*Problem details*.
Print all of the data exactly as written.

*Records to use*.
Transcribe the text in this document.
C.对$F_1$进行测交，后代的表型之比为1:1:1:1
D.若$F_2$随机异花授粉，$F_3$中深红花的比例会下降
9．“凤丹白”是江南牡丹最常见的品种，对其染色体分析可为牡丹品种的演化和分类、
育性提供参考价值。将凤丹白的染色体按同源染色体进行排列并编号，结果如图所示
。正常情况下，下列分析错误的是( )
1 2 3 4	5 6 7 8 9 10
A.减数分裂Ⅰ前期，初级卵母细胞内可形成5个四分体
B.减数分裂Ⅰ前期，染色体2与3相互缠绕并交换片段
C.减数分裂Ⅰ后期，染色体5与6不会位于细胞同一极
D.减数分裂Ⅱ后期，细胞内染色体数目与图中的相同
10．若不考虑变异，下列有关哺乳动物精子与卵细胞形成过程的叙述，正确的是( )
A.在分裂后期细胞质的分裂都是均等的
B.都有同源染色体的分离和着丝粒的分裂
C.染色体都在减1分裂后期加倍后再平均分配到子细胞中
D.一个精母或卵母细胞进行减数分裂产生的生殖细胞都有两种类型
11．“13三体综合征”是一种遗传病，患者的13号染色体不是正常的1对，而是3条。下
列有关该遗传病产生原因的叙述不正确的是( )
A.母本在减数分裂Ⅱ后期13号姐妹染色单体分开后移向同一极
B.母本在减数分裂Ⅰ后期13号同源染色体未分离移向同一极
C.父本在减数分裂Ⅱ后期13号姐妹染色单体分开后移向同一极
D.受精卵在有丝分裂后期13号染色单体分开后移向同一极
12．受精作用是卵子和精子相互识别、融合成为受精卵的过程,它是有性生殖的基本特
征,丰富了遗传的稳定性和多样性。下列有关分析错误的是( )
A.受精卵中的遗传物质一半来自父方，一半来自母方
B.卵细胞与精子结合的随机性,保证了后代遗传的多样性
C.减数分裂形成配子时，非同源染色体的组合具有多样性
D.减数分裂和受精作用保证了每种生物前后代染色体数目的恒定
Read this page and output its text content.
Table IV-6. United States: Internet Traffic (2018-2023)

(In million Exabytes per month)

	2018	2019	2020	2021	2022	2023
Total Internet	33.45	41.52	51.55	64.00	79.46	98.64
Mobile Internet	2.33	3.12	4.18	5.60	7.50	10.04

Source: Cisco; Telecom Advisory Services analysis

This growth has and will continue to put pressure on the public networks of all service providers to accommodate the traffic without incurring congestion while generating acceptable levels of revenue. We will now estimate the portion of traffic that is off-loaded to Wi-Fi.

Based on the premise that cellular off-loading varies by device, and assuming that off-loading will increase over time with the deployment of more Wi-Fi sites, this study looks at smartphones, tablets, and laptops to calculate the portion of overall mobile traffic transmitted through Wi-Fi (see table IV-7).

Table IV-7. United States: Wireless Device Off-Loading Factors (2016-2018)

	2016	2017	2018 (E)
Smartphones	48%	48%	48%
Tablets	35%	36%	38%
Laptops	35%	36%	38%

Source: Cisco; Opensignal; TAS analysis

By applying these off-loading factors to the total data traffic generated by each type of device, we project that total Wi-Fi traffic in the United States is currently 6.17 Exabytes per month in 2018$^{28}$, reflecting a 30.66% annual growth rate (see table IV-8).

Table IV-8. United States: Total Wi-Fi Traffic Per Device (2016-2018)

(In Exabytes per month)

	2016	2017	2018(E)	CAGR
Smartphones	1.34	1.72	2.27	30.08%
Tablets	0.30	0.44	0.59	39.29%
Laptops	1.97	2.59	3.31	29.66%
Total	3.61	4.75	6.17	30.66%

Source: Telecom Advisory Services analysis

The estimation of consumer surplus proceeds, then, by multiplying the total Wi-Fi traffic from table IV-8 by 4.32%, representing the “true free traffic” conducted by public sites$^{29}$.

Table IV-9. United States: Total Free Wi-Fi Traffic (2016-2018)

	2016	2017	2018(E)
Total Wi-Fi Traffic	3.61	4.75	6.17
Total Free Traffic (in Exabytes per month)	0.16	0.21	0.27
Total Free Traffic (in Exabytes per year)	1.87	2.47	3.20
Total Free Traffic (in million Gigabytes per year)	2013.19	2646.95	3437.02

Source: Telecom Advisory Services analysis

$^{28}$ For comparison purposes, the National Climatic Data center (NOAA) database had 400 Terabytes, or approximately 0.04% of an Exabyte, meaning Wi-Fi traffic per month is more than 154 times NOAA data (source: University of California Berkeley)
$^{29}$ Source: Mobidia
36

*Task result*.
Transcribe the text in this document.
C.对$F_1$进行测交，后代的表型之比为1:1:1:1
D.若$F_2$随机异花授粉，$F_3$中深红花的比例会下降
9．“凤丹白”是江南牡丹最常见的品种，对其染色体分析可为牡丹品种的演化和分类、
育性提供参考价值。将凤丹白的染色体按同源染色体进行排列并编号，结果如图所示
。正常情况下，下列分析错误的是( )
1 2 3 4	5 6 7 8 9 10
A.减数分裂Ⅰ前期，初级卵母细胞内可形成5个四分体
B.减数分裂Ⅰ前期，染色体2与3相互缠绕并交换片段
C.减数分裂Ⅰ后期，染色体5与6不会位于细胞同一极
D.减数分裂Ⅱ后期，细胞内染色体数目与图中的相同
10．若不考虑变异，下列有关哺乳动物精子与卵细胞形成过程的叙述，正确的是( )
A.在分裂后期细胞质的分裂都是均等的
B.都有同源染色体的分离和着丝粒的分裂
C.染色体都在减1分裂后期加倍后再平均分配到子细胞中
D.一个精母或卵母细胞进行减数分裂产生的生殖细胞都有两种类型
11．“13三体综合征”是一种遗传病，患者的13号染色体不是正常的1对，而是3条。下
列有关该遗传病产生原因的叙述不正确的是( )
A.母本在减数分裂Ⅱ后期13号姐妹染色单体分开后移向同一极
B.母本在减数分裂Ⅰ后期13号同源染色体未分离移向同一极
C.父本在减数分裂Ⅱ后期13号姐妹染色单体分开后移向同一极
D.受精卵在有丝分裂后期13号染色单体分开后移向同一极
12．受精作用是卵子和精子相互识别、融合成为受精卵的过程,它是有性生殖的基本特
征,丰富了遗传的稳定性和多样性。下列有关分析错误的是( )
A.受精卵中的遗传物质一半来自父方，一半来自母方
B.卵细胞与精子结合的随机性,保证了后代遗传的多样性
C.减数分裂形成配子时，非同源染色体的组合具有多样性
D.减数分裂和受精作用保证了每种生物前后代染色体数目的恒定
Read this page and output its text content.
Table IV-6. United States: Internet Traffic (2018-2023)

(In million Exabytes per month)

	2018	2019	2020	2021	2022	2023
Total Internet	33.45	41.52	51.55	64.00	79.46	98.64
Mobile Internet	2.33	3.12	4.18	5.60	7.50	10.04

Source: Cisco; Telecom Advisory Services analysis

This growth has and will continue to put pressure on the public networks of all service providers to accommodate the traffic without incurring congestion while generating acceptable levels of revenue. We will now estimate the portion of traffic that is off-loaded to Wi-Fi.

Based on the premise that cellular off-loading varies by device, and assuming that off-loading will increase over time with the deployment of more Wi-Fi sites, this study looks at smartphones, tablets, and laptops to calculate the portion of overall mobile traffic transmitted through Wi-Fi (see table IV-7).

Table IV-7. United States: Wireless Device Off-Loading Factors (2016-2018)

	2016	2017	2018 (E)
Smartphones	48%	48%	48%
Tablets	35%	36%	38%
Laptops	35%	36%	38%

Source: Cisco; Opensignal; TAS analysis

By applying these off-loading factors to the total data traffic generated by each type of device, we project that total Wi-Fi traffic in the United States is currently 6.17 Exabytes per month in 2018$^{28}$, reflecting a 30.66% annual growth rate (see table IV-8).

Table IV-8. United States: Total Wi-Fi Traffic Per Device (2016-2018)

(In Exabytes per month)

	2016	2017	2018(E)	CAGR
Smartphones	1.34	1.72	2.27	30.08%
Tablets	0.30	0.44	0.59	39.29%
Laptops	1.97	2.59	3.31	29.66%
Total	3.61	4.75	6.17	30.66%

Source: Telecom Advisory Services analysis

The estimation of consumer surplus proceeds, then, by multiplying the total Wi-Fi traffic from table IV-8 by 4.32%, representing the “true free traffic” conducted by public sites$^{29}$.

Table IV-9. United States: Total Free Wi-Fi Traffic (2016-2018)

	2016	2017	2018(E)
Total Wi-Fi Traffic	3.61	4.75	6.17
Total Free Traffic (in Exabytes per month)	0.16	0.21	0.27
Total Free Traffic (in Exabytes per year)	1.87	2.47	3.20
Total Free Traffic (in million Gigabytes per year)	2013.19	2646.95	3437.02

Source: Telecom Advisory Services analysis

$^{28}$ For comparison purposes, the National Climatic Data center (NOAA) database had 400 Terabytes, or approximately 0.04% of an Exabyte, meaning Wi-Fi traffic per month is more than 154 times NOAA data (source: University of California Berkeley)
$^{29}$ Source: Mobidia
36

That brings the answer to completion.